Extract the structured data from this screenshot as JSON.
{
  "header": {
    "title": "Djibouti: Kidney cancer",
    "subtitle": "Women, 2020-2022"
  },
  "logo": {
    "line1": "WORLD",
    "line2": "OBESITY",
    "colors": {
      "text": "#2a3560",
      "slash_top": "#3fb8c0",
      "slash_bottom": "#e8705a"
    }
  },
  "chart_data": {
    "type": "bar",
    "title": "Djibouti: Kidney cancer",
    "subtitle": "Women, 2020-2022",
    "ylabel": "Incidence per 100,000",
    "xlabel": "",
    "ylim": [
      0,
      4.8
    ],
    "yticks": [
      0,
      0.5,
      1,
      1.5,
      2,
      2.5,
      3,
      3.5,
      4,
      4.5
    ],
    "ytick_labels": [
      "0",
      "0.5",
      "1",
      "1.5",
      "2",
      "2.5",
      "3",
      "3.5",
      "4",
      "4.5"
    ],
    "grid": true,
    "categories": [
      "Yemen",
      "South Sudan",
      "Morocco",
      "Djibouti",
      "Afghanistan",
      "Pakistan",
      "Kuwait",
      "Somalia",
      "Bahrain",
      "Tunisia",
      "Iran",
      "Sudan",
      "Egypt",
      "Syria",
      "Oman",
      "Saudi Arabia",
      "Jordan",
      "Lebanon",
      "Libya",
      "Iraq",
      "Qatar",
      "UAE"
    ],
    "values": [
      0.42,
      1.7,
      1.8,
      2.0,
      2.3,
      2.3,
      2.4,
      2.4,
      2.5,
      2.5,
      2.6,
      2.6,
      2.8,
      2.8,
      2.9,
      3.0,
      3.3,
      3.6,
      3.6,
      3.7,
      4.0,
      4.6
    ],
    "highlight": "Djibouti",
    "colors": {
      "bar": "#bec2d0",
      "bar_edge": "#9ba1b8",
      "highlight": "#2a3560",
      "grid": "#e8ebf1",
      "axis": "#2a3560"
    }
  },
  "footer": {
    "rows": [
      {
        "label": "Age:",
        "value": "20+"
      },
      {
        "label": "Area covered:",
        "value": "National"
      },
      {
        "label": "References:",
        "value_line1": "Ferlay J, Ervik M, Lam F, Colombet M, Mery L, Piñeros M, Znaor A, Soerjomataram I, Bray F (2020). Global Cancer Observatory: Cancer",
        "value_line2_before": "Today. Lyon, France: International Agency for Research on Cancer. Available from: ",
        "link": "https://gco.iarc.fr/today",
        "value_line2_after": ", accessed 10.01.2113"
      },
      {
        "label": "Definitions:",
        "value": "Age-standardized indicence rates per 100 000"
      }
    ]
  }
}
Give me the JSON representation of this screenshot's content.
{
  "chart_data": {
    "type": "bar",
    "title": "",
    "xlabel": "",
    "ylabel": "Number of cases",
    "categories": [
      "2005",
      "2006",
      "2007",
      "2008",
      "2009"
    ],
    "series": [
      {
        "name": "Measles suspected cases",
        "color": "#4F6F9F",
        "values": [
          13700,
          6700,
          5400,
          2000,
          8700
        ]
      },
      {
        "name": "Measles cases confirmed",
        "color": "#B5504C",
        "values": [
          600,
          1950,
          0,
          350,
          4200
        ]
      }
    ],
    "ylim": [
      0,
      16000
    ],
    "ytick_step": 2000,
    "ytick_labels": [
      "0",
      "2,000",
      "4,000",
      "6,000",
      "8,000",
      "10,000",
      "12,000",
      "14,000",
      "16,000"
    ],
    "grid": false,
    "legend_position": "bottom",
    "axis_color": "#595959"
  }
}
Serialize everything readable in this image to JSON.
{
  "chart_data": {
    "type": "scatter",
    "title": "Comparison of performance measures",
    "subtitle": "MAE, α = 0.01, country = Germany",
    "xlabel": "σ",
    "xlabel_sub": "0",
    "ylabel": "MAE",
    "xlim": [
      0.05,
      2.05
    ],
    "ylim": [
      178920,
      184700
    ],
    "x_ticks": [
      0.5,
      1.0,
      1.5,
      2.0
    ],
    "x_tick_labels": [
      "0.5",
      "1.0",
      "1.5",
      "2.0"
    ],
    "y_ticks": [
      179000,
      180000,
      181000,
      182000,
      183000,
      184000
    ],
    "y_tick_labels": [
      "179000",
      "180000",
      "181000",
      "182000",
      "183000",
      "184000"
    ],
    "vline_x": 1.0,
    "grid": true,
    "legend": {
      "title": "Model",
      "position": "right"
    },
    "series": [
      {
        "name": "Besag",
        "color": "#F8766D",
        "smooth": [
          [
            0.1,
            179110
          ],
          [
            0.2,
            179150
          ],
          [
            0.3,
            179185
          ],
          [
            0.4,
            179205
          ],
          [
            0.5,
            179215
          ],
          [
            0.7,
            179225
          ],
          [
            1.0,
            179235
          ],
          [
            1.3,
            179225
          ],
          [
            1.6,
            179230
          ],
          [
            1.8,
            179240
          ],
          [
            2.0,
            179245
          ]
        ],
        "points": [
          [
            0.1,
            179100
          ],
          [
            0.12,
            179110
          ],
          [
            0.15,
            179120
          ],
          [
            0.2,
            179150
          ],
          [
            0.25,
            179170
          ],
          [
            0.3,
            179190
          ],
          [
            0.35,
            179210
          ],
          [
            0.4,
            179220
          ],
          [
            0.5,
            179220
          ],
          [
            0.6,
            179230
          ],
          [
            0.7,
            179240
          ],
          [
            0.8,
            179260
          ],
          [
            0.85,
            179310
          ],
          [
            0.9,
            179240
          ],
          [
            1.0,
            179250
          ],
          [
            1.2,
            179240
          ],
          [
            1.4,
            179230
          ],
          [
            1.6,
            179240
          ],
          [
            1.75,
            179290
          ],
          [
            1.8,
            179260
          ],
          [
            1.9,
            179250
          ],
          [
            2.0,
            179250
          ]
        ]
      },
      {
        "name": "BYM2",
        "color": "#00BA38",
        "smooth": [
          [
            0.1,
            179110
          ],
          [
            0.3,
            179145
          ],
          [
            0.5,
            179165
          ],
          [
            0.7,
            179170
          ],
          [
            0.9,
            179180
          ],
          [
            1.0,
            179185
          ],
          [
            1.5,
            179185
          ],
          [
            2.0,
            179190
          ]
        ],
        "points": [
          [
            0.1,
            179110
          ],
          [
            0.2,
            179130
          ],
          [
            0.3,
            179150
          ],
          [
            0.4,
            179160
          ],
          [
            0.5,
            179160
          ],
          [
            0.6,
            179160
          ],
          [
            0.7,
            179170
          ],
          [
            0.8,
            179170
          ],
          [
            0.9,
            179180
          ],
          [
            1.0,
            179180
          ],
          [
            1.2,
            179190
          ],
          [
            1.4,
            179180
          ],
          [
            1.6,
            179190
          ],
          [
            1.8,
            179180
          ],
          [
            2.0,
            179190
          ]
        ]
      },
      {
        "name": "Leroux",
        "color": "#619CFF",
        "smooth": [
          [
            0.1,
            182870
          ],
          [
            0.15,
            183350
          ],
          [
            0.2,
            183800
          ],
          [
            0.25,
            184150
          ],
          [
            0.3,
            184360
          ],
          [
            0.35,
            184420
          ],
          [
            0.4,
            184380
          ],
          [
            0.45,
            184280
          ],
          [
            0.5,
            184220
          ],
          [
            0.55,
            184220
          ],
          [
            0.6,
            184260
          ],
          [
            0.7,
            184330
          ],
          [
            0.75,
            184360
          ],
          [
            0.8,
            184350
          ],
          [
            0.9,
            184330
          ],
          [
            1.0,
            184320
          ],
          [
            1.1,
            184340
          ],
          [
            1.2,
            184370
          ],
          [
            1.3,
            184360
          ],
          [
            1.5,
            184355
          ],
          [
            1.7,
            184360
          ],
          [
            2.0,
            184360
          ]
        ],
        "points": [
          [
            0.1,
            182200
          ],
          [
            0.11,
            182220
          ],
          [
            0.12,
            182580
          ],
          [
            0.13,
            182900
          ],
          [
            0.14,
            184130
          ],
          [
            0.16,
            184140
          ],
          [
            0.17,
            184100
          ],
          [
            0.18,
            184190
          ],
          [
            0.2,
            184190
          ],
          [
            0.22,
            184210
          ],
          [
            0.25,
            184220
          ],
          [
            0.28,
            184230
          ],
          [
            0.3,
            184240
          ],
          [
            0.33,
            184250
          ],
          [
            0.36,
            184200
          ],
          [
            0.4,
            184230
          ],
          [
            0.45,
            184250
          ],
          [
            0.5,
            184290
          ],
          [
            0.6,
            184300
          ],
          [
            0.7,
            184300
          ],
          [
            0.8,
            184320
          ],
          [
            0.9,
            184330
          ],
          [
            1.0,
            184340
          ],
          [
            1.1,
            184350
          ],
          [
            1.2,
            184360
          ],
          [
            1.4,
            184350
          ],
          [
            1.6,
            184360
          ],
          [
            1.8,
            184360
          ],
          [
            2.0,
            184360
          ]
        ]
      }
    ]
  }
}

Aim
Select the lines from the entries that include the word "name".

Exercise response
        "name": "Measles suspected cases",
        "name": "Measles cases confirmed",
        "name": "Besag",
        "name": "BYM2",
        "name": "Leroux",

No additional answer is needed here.